#### Material
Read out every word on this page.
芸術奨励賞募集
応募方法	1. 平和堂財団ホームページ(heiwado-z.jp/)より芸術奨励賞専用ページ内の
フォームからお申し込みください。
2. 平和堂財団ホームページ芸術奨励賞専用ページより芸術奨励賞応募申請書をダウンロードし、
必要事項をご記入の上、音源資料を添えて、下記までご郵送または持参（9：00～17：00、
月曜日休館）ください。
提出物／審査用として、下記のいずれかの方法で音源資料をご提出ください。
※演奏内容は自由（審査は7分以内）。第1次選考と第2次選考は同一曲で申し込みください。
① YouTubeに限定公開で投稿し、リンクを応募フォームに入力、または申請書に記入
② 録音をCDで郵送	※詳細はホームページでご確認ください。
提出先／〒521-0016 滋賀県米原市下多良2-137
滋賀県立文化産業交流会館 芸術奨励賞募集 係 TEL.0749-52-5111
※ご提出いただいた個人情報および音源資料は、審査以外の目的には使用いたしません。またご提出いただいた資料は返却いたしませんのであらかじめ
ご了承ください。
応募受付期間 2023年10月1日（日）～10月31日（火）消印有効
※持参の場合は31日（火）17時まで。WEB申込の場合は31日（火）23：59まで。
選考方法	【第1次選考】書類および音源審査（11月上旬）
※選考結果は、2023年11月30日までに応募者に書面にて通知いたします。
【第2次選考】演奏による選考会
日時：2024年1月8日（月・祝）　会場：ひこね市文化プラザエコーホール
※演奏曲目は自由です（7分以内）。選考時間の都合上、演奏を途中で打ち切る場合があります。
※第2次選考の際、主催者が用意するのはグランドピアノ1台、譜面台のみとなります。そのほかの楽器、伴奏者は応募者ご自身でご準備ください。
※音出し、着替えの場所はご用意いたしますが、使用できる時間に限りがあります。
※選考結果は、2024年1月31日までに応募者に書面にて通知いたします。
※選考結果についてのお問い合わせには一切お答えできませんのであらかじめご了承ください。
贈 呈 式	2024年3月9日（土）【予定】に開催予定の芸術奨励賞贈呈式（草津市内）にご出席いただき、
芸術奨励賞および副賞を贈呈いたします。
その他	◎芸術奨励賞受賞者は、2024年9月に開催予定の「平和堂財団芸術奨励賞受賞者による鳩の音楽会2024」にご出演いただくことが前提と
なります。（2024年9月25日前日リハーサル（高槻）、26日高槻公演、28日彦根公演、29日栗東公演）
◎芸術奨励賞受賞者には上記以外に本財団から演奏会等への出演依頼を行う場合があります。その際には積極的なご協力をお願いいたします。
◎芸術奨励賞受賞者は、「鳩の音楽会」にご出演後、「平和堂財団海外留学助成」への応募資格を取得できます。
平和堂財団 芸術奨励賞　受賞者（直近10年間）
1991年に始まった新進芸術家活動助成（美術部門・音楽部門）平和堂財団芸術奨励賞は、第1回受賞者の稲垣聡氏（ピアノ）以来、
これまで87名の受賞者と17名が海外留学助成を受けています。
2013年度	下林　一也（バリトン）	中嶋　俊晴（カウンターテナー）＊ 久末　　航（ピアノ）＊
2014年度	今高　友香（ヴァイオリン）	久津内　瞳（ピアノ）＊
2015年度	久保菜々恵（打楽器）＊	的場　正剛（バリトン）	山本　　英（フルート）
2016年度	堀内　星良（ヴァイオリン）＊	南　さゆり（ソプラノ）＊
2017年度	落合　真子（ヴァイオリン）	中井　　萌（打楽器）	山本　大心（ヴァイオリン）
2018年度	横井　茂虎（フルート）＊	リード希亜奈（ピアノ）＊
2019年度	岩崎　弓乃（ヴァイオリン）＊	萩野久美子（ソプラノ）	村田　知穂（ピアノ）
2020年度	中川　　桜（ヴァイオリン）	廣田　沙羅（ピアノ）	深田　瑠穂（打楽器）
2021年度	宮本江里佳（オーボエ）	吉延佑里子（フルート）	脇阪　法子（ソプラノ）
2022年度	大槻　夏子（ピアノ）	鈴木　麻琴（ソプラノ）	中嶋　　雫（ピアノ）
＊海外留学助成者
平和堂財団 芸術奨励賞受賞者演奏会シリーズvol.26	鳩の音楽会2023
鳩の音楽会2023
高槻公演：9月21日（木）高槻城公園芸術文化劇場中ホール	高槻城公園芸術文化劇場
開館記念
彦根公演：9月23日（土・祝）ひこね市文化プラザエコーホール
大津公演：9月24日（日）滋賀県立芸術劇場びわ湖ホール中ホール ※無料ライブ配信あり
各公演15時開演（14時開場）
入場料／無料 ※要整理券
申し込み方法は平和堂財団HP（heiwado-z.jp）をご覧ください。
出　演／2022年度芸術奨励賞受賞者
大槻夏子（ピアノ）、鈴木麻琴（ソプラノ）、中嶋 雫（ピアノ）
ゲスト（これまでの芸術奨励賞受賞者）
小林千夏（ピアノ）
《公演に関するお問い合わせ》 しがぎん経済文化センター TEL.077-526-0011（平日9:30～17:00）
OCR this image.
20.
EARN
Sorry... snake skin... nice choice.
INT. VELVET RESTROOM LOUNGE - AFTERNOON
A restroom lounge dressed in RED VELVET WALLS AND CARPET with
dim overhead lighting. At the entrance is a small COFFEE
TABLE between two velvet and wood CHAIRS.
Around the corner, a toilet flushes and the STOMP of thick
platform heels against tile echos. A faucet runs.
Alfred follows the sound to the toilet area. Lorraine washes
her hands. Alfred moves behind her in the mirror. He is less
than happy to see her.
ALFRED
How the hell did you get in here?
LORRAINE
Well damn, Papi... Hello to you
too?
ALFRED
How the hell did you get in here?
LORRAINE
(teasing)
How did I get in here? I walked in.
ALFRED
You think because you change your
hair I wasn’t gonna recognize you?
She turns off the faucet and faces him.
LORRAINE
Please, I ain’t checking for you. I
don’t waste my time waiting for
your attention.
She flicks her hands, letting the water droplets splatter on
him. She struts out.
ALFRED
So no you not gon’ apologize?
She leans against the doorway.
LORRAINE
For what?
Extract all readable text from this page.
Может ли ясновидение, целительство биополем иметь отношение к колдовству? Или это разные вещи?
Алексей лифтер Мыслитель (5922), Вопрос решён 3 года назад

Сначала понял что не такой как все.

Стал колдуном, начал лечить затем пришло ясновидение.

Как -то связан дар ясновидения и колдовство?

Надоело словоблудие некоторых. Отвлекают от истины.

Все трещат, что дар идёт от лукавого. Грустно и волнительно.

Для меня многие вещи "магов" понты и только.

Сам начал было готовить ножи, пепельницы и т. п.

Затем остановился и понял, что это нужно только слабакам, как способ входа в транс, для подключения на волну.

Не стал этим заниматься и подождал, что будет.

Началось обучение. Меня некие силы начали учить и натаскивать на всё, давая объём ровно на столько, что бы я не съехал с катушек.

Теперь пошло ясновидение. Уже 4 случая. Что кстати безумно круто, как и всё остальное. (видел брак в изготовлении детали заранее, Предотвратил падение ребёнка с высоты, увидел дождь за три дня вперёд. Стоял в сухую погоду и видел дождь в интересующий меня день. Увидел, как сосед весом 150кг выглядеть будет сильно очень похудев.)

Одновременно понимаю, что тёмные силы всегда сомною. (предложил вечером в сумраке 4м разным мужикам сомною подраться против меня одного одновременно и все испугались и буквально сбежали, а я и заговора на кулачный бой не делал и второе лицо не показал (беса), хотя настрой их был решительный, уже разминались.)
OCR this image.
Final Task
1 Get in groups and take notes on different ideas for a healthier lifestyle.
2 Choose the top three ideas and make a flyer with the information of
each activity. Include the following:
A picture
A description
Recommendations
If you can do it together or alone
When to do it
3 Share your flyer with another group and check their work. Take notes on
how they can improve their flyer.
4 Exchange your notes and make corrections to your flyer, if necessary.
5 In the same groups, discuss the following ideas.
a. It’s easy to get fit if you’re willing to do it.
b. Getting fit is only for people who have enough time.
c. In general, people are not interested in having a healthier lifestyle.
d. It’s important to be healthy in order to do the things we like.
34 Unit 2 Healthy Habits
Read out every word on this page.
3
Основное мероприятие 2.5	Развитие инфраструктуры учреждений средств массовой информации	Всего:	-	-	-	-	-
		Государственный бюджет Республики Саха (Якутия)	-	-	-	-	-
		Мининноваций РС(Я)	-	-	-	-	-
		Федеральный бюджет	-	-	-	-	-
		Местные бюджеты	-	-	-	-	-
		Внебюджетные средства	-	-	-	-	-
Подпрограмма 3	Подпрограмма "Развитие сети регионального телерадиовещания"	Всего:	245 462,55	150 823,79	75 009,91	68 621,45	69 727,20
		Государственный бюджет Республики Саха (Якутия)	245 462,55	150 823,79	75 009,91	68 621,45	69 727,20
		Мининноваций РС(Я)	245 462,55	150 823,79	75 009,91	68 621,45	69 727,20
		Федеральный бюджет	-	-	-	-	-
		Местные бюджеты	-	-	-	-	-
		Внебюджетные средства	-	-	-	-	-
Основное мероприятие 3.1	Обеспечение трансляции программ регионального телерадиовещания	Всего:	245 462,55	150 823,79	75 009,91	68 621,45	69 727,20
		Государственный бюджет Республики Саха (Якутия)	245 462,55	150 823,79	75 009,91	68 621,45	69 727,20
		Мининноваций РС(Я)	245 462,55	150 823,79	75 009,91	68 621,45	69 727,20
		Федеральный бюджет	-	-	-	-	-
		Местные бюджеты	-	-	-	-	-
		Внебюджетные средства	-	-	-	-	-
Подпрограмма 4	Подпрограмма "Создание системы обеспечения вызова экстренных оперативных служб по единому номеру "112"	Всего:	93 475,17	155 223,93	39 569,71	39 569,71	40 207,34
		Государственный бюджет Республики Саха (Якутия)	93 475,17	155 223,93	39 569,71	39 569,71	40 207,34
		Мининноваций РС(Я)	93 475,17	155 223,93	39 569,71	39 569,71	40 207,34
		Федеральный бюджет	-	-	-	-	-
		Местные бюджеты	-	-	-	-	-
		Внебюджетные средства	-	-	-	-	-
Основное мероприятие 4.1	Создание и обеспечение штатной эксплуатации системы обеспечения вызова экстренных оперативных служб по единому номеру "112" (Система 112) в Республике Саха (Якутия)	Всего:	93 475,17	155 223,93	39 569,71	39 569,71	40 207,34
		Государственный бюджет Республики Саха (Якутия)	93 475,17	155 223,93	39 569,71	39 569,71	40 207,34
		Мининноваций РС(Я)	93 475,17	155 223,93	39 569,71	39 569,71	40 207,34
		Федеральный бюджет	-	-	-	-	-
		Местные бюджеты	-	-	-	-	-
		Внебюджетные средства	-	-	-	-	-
########
• Required work
The required answer is a single number: the count of lines in the entries that hold the string "Основное".

• Result
3